* Requirements
Produce an exact copy of all the records.

(Saved data entries)
####
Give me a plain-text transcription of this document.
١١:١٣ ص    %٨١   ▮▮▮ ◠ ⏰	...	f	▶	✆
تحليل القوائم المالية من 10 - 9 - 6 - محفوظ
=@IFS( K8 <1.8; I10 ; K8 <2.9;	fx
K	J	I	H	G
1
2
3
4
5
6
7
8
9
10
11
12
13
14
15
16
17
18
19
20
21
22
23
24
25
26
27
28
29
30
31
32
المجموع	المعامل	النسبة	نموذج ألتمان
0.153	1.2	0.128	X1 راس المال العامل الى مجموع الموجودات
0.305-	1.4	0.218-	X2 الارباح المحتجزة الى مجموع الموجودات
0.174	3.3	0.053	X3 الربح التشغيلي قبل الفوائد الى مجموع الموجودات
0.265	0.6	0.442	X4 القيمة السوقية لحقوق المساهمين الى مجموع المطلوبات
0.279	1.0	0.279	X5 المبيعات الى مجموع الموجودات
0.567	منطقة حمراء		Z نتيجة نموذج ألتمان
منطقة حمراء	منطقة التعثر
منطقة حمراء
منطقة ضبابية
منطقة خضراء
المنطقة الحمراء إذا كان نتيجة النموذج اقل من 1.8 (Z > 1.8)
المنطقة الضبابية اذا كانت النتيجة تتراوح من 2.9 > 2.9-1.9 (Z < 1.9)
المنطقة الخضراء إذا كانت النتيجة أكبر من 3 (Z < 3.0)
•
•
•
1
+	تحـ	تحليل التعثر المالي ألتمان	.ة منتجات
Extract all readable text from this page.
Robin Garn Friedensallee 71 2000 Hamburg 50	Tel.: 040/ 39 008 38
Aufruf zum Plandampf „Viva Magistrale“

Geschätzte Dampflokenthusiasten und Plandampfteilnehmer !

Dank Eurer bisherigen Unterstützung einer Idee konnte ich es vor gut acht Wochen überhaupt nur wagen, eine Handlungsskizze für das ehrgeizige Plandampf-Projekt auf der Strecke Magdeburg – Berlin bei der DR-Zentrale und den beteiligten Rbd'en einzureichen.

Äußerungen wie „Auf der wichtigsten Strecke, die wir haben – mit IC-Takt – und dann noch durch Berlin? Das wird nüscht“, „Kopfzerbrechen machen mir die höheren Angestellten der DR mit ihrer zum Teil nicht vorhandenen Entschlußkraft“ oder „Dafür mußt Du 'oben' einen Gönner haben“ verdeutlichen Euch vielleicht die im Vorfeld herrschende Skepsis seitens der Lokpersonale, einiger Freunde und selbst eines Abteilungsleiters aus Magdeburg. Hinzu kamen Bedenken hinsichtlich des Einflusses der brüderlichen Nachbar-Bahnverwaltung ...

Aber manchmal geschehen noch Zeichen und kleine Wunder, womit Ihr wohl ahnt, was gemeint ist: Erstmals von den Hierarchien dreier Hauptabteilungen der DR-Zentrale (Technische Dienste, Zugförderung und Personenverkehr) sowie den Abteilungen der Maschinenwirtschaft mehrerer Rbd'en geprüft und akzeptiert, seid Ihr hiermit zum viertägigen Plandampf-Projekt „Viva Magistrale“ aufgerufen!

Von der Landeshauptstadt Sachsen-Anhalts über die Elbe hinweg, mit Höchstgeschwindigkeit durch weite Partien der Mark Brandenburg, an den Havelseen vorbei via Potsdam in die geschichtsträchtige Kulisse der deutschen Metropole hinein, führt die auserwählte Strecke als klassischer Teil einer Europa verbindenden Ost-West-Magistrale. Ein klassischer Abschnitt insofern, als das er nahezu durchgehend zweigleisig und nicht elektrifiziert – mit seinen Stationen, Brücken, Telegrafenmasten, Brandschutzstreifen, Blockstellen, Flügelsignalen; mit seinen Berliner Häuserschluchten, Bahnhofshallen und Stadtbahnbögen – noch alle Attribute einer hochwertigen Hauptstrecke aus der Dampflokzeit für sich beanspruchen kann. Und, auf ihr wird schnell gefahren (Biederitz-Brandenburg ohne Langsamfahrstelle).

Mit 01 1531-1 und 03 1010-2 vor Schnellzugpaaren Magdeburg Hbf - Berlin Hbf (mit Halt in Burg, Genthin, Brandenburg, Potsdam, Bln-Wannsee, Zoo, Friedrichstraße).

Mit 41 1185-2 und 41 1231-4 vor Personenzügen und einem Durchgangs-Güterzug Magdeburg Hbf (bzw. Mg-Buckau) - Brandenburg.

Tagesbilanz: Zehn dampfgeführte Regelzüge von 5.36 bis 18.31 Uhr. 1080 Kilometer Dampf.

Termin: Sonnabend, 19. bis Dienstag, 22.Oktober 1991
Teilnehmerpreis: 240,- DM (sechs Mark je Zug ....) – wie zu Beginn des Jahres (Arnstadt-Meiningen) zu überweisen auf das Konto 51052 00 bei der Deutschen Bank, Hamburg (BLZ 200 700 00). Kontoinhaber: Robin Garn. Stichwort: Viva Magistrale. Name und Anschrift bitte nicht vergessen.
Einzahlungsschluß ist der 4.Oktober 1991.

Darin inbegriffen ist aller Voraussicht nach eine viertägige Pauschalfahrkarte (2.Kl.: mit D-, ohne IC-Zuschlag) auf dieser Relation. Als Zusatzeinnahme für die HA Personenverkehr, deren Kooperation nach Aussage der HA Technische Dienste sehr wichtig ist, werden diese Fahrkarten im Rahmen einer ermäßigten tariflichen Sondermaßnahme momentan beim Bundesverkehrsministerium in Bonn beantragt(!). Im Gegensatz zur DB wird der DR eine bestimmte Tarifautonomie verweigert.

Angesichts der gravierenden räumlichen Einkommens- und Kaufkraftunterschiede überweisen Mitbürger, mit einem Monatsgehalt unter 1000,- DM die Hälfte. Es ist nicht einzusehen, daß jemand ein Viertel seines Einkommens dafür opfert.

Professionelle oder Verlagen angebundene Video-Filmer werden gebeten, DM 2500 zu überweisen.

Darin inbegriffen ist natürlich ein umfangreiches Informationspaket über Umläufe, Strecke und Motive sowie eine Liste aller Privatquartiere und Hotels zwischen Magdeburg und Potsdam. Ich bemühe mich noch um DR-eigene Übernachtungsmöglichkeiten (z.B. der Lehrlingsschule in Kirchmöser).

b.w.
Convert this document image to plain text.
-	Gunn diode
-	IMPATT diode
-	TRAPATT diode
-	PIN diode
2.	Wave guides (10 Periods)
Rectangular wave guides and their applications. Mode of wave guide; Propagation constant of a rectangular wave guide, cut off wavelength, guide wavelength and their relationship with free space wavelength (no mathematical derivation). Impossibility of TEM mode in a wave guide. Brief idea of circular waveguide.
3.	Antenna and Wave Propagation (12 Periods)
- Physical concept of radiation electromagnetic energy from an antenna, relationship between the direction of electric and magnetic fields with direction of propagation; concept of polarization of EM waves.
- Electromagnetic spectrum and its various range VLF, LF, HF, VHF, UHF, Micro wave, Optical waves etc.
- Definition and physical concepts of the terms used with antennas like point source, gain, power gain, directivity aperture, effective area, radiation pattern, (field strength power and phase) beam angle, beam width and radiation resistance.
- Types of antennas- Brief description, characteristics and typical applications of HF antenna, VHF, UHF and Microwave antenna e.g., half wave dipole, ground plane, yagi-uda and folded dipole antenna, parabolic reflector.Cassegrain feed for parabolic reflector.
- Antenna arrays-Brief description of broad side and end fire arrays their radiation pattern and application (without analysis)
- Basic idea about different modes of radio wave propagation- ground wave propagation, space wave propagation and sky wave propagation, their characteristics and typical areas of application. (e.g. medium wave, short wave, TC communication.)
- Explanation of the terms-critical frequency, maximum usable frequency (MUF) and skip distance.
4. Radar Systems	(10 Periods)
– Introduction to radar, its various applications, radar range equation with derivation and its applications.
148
####
* Exercise answer
Give me a plain-text transcription of this document.
١١:١٣ ص    %٨١   ▮▮▮ ◠ ⏰	...	f	▶	✆
تحليل القوائم المالية من 10 - 9 - 6 - محفوظ
=@IFS( K8 <1.8; I10 ; K8 <2.9;	fx
K	J	I	H	G
1
2
3
4
5
6
7
8
9
10
11
12
13
14
15
16
17
18
19
20
21
22
23
24
25
26
27
28
29
30
31
32
المجموع	المعامل	النسبة	نموذج ألتمان
0.153	1.2	0.128	X1 راس المال العامل الى مجموع الموجودات
0.305-	1.4	0.218-	X2 الارباح المحتجزة الى مجموع الموجودات
0.174	3.3	0.053	X3 الربح التشغيلي قبل الفوائد الى مجموع الموجودات
0.265	0.6	0.442	X4 القيمة السوقية لحقوق المساهمين الى مجموع المطلوبات
0.279	1.0	0.279	X5 المبيعات الى مجموع الموجودات
0.567	منطقة حمراء		Z نتيجة نموذج ألتمان
منطقة حمراء	منطقة التعثر
منطقة حمراء
منطقة ضبابية
منطقة خضراء
المنطقة الحمراء إذا كان نتيجة النموذج اقل من 1.8 (Z > 1.8)
المنطقة الضبابية اذا كانت النتيجة تتراوح من 2.9 > 2.9-1.9 (Z < 1.9)
المنطقة الخضراء إذا كانت النتيجة أكبر من 3 (Z < 3.0)
•
•
•
1
+	تحـ	تحليل التعثر المالي ألتمان	.ة منتجات
Extract all readable text from this page.
Robin Garn Friedensallee 71 2000 Hamburg 50	Tel.: 040/ 39 008 38
Aufruf zum Plandampf „Viva Magistrale“

Geschätzte Dampflokenthusiasten und Plandampfteilnehmer !

Dank Eurer bisherigen Unterstützung einer Idee konnte ich es vor gut acht Wochen überhaupt nur wagen, eine Handlungsskizze für das ehrgeizige Plandampf-Projekt auf der Strecke Magdeburg – Berlin bei der DR-Zentrale und den beteiligten Rbd'en einzureichen.

Äußerungen wie „Auf der wichtigsten Strecke, die wir haben – mit IC-Takt – und dann noch durch Berlin? Das wird nüscht“, „Kopfzerbrechen machen mir die höheren Angestellten der DR mit ihrer zum Teil nicht vorhandenen Entschlußkraft“ oder „Dafür mußt Du 'oben' einen Gönner haben“ verdeutlichen Euch vielleicht die im Vorfeld herrschende Skepsis seitens der Lokpersonale, einiger Freunde und selbst eines Abteilungsleiters aus Magdeburg. Hinzu kamen Bedenken hinsichtlich des Einflusses der brüderlichen Nachbar-Bahnverwaltung ...

Aber manchmal geschehen noch Zeichen und kleine Wunder, womit Ihr wohl ahnt, was gemeint ist: Erstmals von den Hierarchien dreier Hauptabteilungen der DR-Zentrale (Technische Dienste, Zugförderung und Personenverkehr) sowie den Abteilungen der Maschinenwirtschaft mehrerer Rbd'en geprüft und akzeptiert, seid Ihr hiermit zum viertägigen Plandampf-Projekt „Viva Magistrale“ aufgerufen!

Von der Landeshauptstadt Sachsen-Anhalts über die Elbe hinweg, mit Höchstgeschwindigkeit durch weite Partien der Mark Brandenburg, an den Havelseen vorbei via Potsdam in die geschichtsträchtige Kulisse der deutschen Metropole hinein, führt die auserwählte Strecke als klassischer Teil einer Europa verbindenden Ost-West-Magistrale. Ein klassischer Abschnitt insofern, als das er nahezu durchgehend zweigleisig und nicht elektrifiziert – mit seinen Stationen, Brücken, Telegrafenmasten, Brandschutzstreifen, Blockstellen, Flügelsignalen; mit seinen Berliner Häuserschluchten, Bahnhofshallen und Stadtbahnbögen – noch alle Attribute einer hochwertigen Hauptstrecke aus der Dampflokzeit für sich beanspruchen kann. Und, auf ihr wird schnell gefahren (Biederitz-Brandenburg ohne Langsamfahrstelle).

Mit 01 1531-1 und 03 1010-2 vor Schnellzugpaaren Magdeburg Hbf - Berlin Hbf (mit Halt in Burg, Genthin, Brandenburg, Potsdam, Bln-Wannsee, Zoo, Friedrichstraße).

Mit 41 1185-2 und 41 1231-4 vor Personenzügen und einem Durchgangs-Güterzug Magdeburg Hbf (bzw. Mg-Buckau) - Brandenburg.

Tagesbilanz: Zehn dampfgeführte Regelzüge von 5.36 bis 18.31 Uhr. 1080 Kilometer Dampf.

Termin: Sonnabend, 19. bis Dienstag, 22.Oktober 1991
Teilnehmerpreis: 240,- DM (sechs Mark je Zug ....) – wie zu Beginn des Jahres (Arnstadt-Meiningen) zu überweisen auf das Konto 51052 00 bei der Deutschen Bank, Hamburg (BLZ 200 700 00). Kontoinhaber: Robin Garn. Stichwort: Viva Magistrale. Name und Anschrift bitte nicht vergessen.
Einzahlungsschluß ist der 4.Oktober 1991.

Darin inbegriffen ist aller Voraussicht nach eine viertägige Pauschalfahrkarte (2.Kl.: mit D-, ohne IC-Zuschlag) auf dieser Relation. Als Zusatzeinnahme für die HA Personenverkehr, deren Kooperation nach Aussage der HA Technische Dienste sehr wichtig ist, werden diese Fahrkarten im Rahmen einer ermäßigten tariflichen Sondermaßnahme momentan beim Bundesverkehrsministerium in Bonn beantragt(!). Im Gegensatz zur DB wird der DR eine bestimmte Tarifautonomie verweigert.

Angesichts der gravierenden räumlichen Einkommens- und Kaufkraftunterschiede überweisen Mitbürger, mit einem Monatsgehalt unter 1000,- DM die Hälfte. Es ist nicht einzusehen, daß jemand ein Viertel seines Einkommens dafür opfert.

Professionelle oder Verlagen angebundene Video-Filmer werden gebeten, DM 2500 zu überweisen.

Darin inbegriffen ist natürlich ein umfangreiches Informationspaket über Umläufe, Strecke und Motive sowie eine Liste aller Privatquartiere und Hotels zwischen Magdeburg und Potsdam. Ich bemühe mich noch um DR-eigene Übernachtungsmöglichkeiten (z.B. der Lehrlingsschule in Kirchmöser).

b.w.
Convert this document image to plain text.
-	Gunn diode
-	IMPATT diode
-	TRAPATT diode
-	PIN diode
2.	Wave guides (10 Periods)
Rectangular wave guides and their applications. Mode of wave guide; Propagation constant of a rectangular wave guide, cut off wavelength, guide wavelength and their relationship with free space wavelength (no mathematical derivation). Impossibility of TEM mode in a wave guide. Brief idea of circular waveguide.
3.	Antenna and Wave Propagation (12 Periods)
- Physical concept of radiation electromagnetic energy from an antenna, relationship between the direction of electric and magnetic fields with direction of propagation; concept of polarization of EM waves.
- Electromagnetic spectrum and its various range VLF, LF, HF, VHF, UHF, Micro wave, Optical waves etc.
- Definition and physical concepts of the terms used with antennas like point source, gain, power gain, directivity aperture, effective area, radiation pattern, (field strength power and phase) beam angle, beam width and radiation resistance.
- Types of antennas- Brief description, characteristics and typical applications of HF antenna, VHF, UHF and Microwave antenna e.g., half wave dipole, ground plane, yagi-uda and folded dipole antenna, parabolic reflector.Cassegrain feed for parabolic reflector.
- Antenna arrays-Brief description of broad side and end fire arrays their radiation pattern and application (without analysis)
- Basic idea about different modes of radio wave propagation- ground wave propagation, space wave propagation and sky wave propagation, their characteristics and typical areas of application. (e.g. medium wave, short wave, TC communication.)
- Explanation of the terms-critical frequency, maximum usable frequency (MUF) and skip distance.
4. Radar Systems	(10 Periods)
– Introduction to radar, its various applications, radar range equation with derivation and its applications.
148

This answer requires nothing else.